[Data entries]
──────────────────────────────

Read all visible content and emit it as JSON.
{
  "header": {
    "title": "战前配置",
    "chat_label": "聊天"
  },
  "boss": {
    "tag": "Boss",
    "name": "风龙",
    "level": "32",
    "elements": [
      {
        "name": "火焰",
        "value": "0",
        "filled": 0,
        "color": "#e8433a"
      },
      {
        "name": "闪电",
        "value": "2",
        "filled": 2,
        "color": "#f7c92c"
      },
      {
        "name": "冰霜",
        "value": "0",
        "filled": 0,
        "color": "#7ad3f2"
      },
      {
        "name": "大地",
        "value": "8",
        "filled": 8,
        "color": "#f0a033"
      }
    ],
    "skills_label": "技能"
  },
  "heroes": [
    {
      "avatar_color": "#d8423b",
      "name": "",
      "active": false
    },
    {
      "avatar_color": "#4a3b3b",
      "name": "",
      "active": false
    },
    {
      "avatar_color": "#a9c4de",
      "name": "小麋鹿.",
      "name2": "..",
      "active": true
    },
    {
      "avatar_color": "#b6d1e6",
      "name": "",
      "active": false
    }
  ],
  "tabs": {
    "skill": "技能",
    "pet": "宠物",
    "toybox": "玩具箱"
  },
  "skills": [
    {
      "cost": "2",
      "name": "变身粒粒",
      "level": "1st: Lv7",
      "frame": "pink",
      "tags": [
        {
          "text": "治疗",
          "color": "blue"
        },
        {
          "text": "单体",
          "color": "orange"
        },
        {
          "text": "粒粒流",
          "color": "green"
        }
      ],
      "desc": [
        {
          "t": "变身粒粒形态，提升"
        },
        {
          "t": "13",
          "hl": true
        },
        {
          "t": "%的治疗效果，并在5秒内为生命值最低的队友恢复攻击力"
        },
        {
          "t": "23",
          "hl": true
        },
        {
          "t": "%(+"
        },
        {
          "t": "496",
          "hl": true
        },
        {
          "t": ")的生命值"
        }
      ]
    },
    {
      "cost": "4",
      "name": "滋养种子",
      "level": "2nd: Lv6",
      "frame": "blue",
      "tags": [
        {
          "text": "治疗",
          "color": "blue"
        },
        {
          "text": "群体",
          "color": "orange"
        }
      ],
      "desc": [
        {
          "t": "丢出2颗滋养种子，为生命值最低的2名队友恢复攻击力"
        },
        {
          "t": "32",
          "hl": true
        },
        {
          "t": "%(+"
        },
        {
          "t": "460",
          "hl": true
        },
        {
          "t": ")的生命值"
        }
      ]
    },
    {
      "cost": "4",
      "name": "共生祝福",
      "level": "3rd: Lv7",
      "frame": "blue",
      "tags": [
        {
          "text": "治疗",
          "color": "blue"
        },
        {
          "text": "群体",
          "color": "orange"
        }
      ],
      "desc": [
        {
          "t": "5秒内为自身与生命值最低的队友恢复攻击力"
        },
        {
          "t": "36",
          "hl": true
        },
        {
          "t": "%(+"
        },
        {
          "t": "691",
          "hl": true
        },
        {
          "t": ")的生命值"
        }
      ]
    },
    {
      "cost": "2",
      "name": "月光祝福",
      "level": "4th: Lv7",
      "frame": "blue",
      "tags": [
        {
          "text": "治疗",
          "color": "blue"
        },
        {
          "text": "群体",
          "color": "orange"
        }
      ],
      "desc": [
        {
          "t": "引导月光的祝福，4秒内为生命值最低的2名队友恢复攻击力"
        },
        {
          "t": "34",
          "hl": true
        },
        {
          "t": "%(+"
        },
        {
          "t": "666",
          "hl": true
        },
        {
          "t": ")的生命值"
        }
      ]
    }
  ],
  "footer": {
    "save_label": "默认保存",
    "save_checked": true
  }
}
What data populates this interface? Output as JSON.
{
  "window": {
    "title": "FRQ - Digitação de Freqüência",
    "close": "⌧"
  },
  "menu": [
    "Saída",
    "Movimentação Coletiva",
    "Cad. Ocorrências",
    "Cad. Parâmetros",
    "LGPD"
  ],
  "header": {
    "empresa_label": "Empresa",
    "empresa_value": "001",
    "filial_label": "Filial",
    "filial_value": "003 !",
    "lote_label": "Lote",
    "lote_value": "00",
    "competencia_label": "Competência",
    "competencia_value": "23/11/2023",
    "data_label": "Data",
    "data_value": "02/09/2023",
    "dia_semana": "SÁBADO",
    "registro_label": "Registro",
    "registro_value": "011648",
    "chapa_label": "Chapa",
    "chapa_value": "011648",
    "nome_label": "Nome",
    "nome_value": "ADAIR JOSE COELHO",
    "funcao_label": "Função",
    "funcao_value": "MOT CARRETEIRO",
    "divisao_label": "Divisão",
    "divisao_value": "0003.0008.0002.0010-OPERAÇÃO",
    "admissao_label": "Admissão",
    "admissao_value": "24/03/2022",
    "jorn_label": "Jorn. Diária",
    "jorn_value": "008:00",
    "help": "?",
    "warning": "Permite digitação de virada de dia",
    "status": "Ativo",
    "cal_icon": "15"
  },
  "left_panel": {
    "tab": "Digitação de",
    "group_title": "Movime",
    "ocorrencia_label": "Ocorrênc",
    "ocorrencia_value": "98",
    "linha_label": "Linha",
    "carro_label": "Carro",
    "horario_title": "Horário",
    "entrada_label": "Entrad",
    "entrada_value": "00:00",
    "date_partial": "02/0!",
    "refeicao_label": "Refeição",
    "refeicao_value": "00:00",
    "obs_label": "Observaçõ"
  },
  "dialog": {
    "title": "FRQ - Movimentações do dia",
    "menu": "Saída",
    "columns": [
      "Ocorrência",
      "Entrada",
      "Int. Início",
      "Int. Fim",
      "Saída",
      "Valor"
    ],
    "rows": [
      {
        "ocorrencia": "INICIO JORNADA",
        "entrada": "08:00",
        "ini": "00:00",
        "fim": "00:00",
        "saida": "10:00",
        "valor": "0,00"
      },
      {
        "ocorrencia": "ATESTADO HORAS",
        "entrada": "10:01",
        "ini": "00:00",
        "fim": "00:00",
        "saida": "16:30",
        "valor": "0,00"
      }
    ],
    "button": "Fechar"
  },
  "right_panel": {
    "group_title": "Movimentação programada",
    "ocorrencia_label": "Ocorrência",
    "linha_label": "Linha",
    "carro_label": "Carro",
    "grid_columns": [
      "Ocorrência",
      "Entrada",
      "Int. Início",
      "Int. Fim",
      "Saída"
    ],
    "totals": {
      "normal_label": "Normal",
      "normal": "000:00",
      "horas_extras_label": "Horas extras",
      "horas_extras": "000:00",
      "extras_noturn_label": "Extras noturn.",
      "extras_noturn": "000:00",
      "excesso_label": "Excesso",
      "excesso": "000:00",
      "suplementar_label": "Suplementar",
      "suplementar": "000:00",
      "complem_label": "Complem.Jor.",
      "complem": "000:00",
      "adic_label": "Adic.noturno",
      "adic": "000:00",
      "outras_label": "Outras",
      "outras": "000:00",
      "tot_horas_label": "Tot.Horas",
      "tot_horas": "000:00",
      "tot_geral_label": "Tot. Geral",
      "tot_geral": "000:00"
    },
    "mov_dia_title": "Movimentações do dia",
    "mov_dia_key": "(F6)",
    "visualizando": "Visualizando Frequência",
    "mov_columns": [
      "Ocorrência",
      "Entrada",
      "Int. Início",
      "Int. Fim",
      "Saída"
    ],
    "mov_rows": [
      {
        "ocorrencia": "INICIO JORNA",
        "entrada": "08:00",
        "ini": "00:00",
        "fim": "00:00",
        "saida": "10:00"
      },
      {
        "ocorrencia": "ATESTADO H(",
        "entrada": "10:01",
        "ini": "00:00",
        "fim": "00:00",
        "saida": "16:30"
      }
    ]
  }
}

──────────────────────────────

- To be done:
Copy out the whole listing, exactly as written.

- Result of the task:
Read all visible content and emit it as JSON.
{
  "header": {
    "title": "战前配置",
    "chat_label": "聊天"
  },
  "boss": {
    "tag": "Boss",
    "name": "风龙",
    "level": "32",
    "elements": [
      {
        "name": "火焰",
        "value": "0",
        "filled": 0,
        "color": "#e8433a"
      },
      {
        "name": "闪电",
        "value": "2",
        "filled": 2,
        "color": "#f7c92c"
      },
      {
        "name": "冰霜",
        "value": "0",
        "filled": 0,
        "color": "#7ad3f2"
      },
      {
        "name": "大地",
        "value": "8",
        "filled": 8,
        "color": "#f0a033"
      }
    ],
    "skills_label": "技能"
  },
  "heroes": [
    {
      "avatar_color": "#d8423b",
      "name": "",
      "active": false
    },
    {
      "avatar_color": "#4a3b3b",
      "name": "",
      "active": false
    },
    {
      "avatar_color": "#a9c4de",
      "name": "小麋鹿.",
      "name2": "..",
      "active": true
    },
    {
      "avatar_color": "#b6d1e6",
      "name": "",
      "active": false
    }
  ],
  "tabs": {
    "skill": "技能",
    "pet": "宠物",
    "toybox": "玩具箱"
  },
  "skills": [
    {
      "cost": "2",
      "name": "变身粒粒",
      "level": "1st: Lv7",
      "frame": "pink",
      "tags": [
        {
          "text": "治疗",
          "color": "blue"
        },
        {
          "text": "单体",
          "color": "orange"
        },
        {
          "text": "粒粒流",
          "color": "green"
        }
      ],
      "desc": [
        {
          "t": "变身粒粒形态，提升"
        },
        {
          "t": "13",
          "hl": true
        },
        {
          "t": "%的治疗效果，并在5秒内为生命值最低的队友恢复攻击力"
        },
        {
          "t": "23",
          "hl": true
        },
        {
          "t": "%(+"
        },
        {
          "t": "496",
          "hl": true
        },
        {
          "t": ")的生命值"
        }
      ]
    },
    {
      "cost": "4",
      "name": "滋养种子",
      "level": "2nd: Lv6",
      "frame": "blue",
      "tags": [
        {
          "text": "治疗",
          "color": "blue"
        },
        {
          "text": "群体",
          "color": "orange"
        }
      ],
      "desc": [
        {
          "t": "丢出2颗滋养种子，为生命值最低的2名队友恢复攻击力"
        },
        {
          "t": "32",
          "hl": true
        },
        {
          "t": "%(+"
        },
        {
          "t": "460",
          "hl": true
        },
        {
          "t": ")的生命值"
        }
      ]
    },
    {
      "cost": "4",
      "name": "共生祝福",
      "level": "3rd: Lv7",
      "frame": "blue",
      "tags": [
        {
          "text": "治疗",
          "color": "blue"
        },
        {
          "text": "群体",
          "color": "orange"
        }
      ],
      "desc": [
        {
          "t": "5秒内为自身与生命值最低的队友恢复攻击力"
        },
        {
          "t": "36",
          "hl": true
        },
        {
          "t": "%(+"
        },
        {
          "t": "691",
          "hl": true
        },
        {
          "t": ")的生命值"
        }
      ]
    },
    {
      "cost": "2",
      "name": "月光祝福",
      "level": "4th: Lv7",
      "frame": "blue",
      "tags": [
        {
          "text": "治疗",
          "color": "blue"
        },
        {
          "text": "群体",
          "color": "orange"
        }
      ],
      "desc": [
        {
          "t": "引导月光的祝福，4秒内为生命值最低的2名队友恢复攻击力"
        },
        {
          "t": "34",
          "hl": true
        },
        {
          "t": "%(+"
        },
        {
          "t": "666",
          "hl": true
        },
        {
          "t": ")的生命值"
        }
      ]
    }
  ],
  "footer": {
    "save_label": "默认保存",
    "save_checked": true
  }
}
What data populates this interface? Output as JSON.
{
  "window": {
    "title": "FRQ - Digitação de Freqüência",
    "close": "⌧"
  },
  "menu": [
    "Saída",
    "Movimentação Coletiva",
    "Cad. Ocorrências",
    "Cad. Parâmetros",
    "LGPD"
  ],
  "header": {
    "empresa_label": "Empresa",
    "empresa_value": "001",
    "filial_label": "Filial",
    "filial_value": "003 !",
    "lote_label": "Lote",
    "lote_value": "00",
    "competencia_label": "Competência",
    "competencia_value": "23/11/2023",
    "data_label": "Data",
    "data_value": "02/09/2023",
    "dia_semana": "SÁBADO",
    "registro_label": "Registro",
    "registro_value": "011648",
    "chapa_label": "Chapa",
    "chapa_value": "011648",
    "nome_label": "Nome",
    "nome_value": "ADAIR JOSE COELHO",
    "funcao_label": "Função",
    "funcao_value": "MOT CARRETEIRO",
    "divisao_label": "Divisão",
    "divisao_value": "0003.0008.0002.0010-OPERAÇÃO",
    "admissao_label": "Admissão",
    "admissao_value": "24/03/2022",
    "jorn_label": "Jorn. Diária",
    "jorn_value": "008:00",
    "help": "?",
    "warning": "Permite digitação de virada de dia",
    "status": "Ativo",
    "cal_icon": "15"
  },
  "left_panel": {
    "tab": "Digitação de",
    "group_title": "Movime",
    "ocorrencia_label": "Ocorrênc",
    "ocorrencia_value": "98",
    "linha_label": "Linha",
    "carro_label": "Carro",
    "horario_title": "Horário",
    "entrada_label": "Entrad",
    "entrada_value": "00:00",
    "date_partial": "02/0!",
    "refeicao_label": "Refeição",
    "refeicao_value": "00:00",
    "obs_label": "Observaçõ"
  },
  "dialog": {
    "title": "FRQ - Movimentações do dia",
    "menu": "Saída",
    "columns": [
      "Ocorrência",
      "Entrada",
      "Int. Início",
      "Int. Fim",
      "Saída",
      "Valor"
    ],
    "rows": [
      {
        "ocorrencia": "INICIO JORNADA",
        "entrada": "08:00",
        "ini": "00:00",
        "fim": "00:00",
        "saida": "10:00",
        "valor": "0,00"
      },
      {
        "ocorrencia": "ATESTADO HORAS",
        "entrada": "10:01",
        "ini": "00:00",
        "fim": "00:00",
        "saida": "16:30",
        "valor": "0,00"
      }
    ],
    "button": "Fechar"
  },
  "right_panel": {
    "group_title": "Movimentação programada",
    "ocorrencia_label": "Ocorrência",
    "linha_label": "Linha",
    "carro_label": "Carro",
    "grid_columns": [
      "Ocorrência",
      "Entrada",
      "Int. Início",
      "Int. Fim",
      "Saída"
    ],
    "totals": {
      "normal_label": "Normal",
      "normal": "000:00",
      "horas_extras_label": "Horas extras",
      "horas_extras": "000:00",
      "extras_noturn_label": "Extras noturn.",
      "extras_noturn": "000:00",
      "excesso_label": "Excesso",
      "excesso": "000:00",
      "suplementar_label": "Suplementar",
      "suplementar": "000:00",
      "complem_label": "Complem.Jor.",
      "complem": "000:00",
      "adic_label": "Adic.noturno",
      "adic": "000:00",
      "outras_label": "Outras",
      "outras": "000:00",
      "tot_horas_label": "Tot.Horas",
      "tot_horas": "000:00",
      "tot_geral_label": "Tot. Geral",
      "tot_geral": "000:00"
    },
    "mov_dia_title": "Movimentações do dia",
    "mov_dia_key": "(F6)",
    "visualizando": "Visualizando Frequência",
    "mov_columns": [
      "Ocorrência",
      "Entrada",
      "Int. Início",
      "Int. Fim",
      "Saída"
    ],
    "mov_rows": [
      {
        "ocorrencia": "INICIO JORNA",
        "entrada": "08:00",
        "ini": "00:00",
        "fim": "00:00",
        "saida": "10:00"
      },
      {
        "ocorrencia": "ATESTADO H(",
        "entrada": "10:01",
        "ini": "00:00",
        "fim": "00:00",
        "saida": "16:30"
      }
    ]
  }
}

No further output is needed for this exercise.